**Given data**.
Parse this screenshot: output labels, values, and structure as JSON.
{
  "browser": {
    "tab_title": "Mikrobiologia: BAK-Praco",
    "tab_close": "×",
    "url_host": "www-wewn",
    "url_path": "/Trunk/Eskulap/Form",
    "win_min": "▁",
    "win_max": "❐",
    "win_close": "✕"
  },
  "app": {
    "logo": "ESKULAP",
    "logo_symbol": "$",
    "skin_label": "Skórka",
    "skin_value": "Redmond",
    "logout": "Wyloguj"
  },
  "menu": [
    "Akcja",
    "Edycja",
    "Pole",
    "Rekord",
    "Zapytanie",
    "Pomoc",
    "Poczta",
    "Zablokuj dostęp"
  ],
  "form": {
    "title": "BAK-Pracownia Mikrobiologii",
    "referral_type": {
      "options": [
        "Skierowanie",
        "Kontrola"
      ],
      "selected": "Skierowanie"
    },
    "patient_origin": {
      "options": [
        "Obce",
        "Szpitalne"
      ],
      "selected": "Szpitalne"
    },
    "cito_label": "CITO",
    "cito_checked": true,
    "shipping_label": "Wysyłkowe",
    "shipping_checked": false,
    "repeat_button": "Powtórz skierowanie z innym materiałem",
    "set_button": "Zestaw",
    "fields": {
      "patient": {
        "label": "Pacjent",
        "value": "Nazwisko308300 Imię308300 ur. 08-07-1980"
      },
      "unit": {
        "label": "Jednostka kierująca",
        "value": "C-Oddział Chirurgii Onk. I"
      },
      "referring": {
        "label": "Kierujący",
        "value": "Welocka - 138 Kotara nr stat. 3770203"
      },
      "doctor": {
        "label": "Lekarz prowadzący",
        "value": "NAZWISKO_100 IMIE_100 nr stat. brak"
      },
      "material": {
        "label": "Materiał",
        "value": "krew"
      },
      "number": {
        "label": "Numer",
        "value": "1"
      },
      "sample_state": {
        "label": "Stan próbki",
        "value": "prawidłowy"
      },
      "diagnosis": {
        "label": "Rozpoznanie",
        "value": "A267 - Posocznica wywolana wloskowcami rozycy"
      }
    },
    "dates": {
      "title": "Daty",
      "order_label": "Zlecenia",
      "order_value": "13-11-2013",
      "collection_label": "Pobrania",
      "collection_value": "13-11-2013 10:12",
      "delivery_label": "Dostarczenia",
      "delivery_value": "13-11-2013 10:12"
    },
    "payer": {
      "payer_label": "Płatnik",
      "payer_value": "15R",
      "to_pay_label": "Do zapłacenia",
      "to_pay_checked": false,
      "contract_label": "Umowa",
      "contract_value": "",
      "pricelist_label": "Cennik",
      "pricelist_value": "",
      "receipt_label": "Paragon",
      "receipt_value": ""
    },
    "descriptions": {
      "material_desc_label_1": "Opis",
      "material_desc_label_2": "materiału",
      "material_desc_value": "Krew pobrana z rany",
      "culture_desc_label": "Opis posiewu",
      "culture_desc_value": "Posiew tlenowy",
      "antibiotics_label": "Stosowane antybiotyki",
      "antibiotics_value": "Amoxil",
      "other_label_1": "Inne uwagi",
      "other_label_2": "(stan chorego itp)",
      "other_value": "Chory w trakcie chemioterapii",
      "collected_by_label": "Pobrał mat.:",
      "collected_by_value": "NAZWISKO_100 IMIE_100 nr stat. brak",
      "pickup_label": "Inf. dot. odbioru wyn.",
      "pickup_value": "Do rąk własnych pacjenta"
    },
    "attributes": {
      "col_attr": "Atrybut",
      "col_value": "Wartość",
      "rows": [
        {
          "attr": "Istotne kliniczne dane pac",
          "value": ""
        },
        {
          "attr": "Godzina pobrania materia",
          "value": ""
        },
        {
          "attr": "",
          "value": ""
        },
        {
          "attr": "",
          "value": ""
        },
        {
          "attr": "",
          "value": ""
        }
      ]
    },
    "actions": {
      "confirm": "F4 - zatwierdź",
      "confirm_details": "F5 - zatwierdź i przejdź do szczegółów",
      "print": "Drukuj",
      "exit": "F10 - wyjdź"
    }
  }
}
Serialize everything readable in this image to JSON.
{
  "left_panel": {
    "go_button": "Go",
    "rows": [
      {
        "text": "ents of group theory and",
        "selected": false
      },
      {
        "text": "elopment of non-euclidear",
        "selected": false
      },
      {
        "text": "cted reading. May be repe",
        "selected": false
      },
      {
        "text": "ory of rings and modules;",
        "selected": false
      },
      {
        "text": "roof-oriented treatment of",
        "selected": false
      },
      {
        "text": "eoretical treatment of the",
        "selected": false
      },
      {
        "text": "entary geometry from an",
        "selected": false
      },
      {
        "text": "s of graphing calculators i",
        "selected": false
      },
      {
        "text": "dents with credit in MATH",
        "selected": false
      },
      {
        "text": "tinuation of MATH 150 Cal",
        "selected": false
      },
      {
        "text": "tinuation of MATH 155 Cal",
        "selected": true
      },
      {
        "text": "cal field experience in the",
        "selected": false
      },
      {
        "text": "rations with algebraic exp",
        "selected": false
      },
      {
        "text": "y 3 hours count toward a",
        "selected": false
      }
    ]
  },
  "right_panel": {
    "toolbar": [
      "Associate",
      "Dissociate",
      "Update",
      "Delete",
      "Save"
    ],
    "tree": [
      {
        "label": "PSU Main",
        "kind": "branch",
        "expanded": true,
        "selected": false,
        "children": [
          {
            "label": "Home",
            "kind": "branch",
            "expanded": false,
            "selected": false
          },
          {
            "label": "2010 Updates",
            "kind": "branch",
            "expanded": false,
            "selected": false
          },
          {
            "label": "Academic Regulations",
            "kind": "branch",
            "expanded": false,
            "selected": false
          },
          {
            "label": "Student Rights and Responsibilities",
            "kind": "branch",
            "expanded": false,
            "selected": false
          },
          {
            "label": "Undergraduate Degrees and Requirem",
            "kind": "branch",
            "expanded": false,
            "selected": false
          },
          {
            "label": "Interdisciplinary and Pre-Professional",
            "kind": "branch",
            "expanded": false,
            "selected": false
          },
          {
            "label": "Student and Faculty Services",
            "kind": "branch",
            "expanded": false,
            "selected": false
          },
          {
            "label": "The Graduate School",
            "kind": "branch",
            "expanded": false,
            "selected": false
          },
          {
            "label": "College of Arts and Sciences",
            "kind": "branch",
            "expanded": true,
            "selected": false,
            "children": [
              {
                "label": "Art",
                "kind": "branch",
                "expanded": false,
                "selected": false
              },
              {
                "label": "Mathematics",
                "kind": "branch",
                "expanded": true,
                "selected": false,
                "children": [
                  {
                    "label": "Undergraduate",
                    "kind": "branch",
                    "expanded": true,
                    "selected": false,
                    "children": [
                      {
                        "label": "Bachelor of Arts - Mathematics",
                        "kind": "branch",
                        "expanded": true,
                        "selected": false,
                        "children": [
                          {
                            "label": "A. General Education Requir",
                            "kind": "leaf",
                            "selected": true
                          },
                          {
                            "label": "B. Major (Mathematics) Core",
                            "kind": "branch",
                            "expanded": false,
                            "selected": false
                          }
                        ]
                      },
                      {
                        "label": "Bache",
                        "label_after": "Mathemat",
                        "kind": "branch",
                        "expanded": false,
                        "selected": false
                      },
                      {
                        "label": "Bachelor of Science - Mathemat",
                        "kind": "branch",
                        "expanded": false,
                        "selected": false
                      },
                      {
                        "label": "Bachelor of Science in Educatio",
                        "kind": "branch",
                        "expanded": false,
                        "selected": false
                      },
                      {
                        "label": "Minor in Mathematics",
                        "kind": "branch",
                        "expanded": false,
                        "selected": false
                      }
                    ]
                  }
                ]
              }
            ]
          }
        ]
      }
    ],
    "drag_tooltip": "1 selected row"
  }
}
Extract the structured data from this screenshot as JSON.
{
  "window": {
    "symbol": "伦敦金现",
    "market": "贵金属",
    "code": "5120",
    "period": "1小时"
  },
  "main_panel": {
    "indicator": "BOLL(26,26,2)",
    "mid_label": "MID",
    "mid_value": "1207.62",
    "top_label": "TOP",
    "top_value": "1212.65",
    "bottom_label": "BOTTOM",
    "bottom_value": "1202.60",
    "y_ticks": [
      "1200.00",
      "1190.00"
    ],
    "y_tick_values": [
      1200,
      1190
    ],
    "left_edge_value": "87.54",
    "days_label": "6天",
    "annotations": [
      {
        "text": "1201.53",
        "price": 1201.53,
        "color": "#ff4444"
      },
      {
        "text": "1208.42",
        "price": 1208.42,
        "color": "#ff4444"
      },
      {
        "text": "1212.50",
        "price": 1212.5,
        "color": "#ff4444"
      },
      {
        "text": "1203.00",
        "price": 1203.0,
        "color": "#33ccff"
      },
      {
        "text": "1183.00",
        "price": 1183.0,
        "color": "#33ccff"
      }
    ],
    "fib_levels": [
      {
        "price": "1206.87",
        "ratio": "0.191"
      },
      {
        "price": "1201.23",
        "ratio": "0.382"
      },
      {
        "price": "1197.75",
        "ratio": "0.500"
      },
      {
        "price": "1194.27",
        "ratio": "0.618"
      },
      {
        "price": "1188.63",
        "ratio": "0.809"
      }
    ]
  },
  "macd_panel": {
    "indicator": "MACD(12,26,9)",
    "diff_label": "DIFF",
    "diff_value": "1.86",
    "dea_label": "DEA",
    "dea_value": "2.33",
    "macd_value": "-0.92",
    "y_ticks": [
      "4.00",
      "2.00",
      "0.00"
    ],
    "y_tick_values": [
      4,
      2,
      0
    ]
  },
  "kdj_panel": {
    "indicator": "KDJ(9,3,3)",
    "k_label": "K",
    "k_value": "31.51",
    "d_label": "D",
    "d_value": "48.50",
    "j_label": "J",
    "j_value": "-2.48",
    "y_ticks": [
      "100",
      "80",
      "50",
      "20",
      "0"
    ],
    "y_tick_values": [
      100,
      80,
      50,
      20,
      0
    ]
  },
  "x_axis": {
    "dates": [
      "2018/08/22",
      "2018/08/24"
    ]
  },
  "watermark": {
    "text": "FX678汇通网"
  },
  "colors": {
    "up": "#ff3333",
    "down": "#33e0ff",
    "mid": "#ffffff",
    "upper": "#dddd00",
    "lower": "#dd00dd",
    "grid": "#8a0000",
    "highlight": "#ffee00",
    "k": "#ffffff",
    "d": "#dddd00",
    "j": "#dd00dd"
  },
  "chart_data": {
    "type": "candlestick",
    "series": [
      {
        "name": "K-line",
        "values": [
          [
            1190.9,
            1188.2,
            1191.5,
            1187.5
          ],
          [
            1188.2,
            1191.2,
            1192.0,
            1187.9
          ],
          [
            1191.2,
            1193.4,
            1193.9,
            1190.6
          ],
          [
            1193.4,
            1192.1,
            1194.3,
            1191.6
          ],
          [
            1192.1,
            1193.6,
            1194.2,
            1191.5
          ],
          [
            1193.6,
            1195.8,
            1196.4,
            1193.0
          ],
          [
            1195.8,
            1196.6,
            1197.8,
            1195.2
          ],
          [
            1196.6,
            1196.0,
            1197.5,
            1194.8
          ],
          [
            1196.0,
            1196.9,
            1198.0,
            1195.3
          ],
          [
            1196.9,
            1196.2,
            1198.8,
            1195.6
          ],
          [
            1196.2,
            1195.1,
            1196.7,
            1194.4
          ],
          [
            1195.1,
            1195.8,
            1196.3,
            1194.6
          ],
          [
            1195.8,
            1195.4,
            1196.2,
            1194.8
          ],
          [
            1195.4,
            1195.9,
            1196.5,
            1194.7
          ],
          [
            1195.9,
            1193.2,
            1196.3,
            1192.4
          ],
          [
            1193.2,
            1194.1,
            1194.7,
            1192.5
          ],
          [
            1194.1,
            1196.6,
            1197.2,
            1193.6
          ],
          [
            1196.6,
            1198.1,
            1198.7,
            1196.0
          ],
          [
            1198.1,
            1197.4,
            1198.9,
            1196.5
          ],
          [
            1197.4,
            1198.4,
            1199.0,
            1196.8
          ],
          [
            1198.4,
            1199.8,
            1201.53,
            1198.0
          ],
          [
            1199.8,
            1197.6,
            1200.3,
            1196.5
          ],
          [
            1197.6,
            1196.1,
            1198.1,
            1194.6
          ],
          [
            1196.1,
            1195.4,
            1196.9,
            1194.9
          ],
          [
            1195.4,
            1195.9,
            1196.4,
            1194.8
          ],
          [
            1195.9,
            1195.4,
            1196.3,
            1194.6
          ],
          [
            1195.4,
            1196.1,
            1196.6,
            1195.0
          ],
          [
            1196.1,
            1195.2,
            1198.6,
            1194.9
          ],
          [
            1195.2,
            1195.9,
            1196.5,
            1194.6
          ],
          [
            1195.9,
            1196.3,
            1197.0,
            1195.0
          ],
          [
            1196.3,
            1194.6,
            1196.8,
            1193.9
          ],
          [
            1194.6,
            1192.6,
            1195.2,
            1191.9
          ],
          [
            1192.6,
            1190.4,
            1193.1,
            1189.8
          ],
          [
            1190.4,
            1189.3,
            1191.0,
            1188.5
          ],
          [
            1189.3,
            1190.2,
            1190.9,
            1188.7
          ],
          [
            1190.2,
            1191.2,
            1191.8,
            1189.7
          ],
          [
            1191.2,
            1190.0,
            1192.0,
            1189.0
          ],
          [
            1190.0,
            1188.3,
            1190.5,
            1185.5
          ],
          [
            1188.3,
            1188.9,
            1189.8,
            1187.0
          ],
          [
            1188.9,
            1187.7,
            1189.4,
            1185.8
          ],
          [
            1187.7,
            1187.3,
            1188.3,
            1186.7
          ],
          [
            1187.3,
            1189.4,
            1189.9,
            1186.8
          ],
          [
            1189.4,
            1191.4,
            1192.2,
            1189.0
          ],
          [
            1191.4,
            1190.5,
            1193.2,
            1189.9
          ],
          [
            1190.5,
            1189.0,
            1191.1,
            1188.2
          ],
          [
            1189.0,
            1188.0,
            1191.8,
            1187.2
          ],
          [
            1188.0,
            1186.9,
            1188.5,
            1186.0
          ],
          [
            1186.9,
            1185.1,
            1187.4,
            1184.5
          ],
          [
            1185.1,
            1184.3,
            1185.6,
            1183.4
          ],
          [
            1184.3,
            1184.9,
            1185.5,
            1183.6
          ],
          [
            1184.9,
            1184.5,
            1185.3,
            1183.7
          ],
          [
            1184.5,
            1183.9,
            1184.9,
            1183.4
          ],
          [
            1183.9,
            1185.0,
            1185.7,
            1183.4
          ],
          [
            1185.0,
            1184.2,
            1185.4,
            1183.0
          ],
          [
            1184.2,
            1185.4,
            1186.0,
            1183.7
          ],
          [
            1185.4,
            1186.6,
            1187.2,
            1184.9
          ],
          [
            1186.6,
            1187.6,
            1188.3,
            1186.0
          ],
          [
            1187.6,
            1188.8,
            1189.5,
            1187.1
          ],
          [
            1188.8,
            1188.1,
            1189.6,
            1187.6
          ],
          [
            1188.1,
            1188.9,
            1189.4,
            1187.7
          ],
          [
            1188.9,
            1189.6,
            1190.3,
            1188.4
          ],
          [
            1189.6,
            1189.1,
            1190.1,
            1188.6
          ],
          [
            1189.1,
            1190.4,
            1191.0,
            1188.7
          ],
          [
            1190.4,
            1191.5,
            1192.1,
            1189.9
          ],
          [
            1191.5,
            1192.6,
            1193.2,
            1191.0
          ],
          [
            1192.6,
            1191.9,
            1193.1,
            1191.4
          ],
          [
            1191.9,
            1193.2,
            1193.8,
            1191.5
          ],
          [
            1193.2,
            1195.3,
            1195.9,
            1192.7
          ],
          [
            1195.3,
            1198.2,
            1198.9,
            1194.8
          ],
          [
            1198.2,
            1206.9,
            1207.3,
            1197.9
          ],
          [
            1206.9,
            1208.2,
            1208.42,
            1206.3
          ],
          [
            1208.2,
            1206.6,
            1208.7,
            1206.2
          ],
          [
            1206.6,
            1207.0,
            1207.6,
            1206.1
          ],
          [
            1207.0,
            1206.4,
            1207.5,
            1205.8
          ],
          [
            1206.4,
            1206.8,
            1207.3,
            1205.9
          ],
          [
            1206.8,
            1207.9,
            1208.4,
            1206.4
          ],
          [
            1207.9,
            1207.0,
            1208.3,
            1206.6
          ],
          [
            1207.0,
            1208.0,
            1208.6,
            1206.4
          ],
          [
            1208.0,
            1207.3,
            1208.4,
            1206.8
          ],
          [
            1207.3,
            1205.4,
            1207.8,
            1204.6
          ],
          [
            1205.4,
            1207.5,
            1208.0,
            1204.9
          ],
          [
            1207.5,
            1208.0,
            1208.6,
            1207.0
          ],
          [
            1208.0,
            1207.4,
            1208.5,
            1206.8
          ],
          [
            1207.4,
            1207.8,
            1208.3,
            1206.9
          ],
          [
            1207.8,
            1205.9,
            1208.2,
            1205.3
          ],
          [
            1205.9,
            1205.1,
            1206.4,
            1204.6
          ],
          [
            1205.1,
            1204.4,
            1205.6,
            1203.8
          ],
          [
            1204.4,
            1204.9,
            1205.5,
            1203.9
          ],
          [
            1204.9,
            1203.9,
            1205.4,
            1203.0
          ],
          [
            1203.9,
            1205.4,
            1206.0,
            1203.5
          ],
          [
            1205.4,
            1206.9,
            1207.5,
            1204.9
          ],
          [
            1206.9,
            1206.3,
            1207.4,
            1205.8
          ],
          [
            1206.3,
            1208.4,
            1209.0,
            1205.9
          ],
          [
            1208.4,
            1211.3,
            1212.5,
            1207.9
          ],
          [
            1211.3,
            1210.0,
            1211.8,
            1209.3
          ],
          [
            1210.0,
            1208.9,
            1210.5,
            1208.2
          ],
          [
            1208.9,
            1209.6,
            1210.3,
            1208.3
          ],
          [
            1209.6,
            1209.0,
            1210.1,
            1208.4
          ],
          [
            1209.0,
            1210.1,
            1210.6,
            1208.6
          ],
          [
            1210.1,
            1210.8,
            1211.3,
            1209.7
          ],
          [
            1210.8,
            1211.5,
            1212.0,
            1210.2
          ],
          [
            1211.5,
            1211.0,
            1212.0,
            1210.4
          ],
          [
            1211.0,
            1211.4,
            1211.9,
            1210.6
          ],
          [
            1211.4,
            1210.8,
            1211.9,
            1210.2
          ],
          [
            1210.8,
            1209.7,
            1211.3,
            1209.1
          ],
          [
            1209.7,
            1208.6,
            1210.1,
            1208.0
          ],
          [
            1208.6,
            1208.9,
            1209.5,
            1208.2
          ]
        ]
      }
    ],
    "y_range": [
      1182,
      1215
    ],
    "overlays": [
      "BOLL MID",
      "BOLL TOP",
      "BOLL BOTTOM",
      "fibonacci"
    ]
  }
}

**Task requirements**. Tally the lines of the records holding the word "screenshot", then give only the resulting number.

**The response**. 2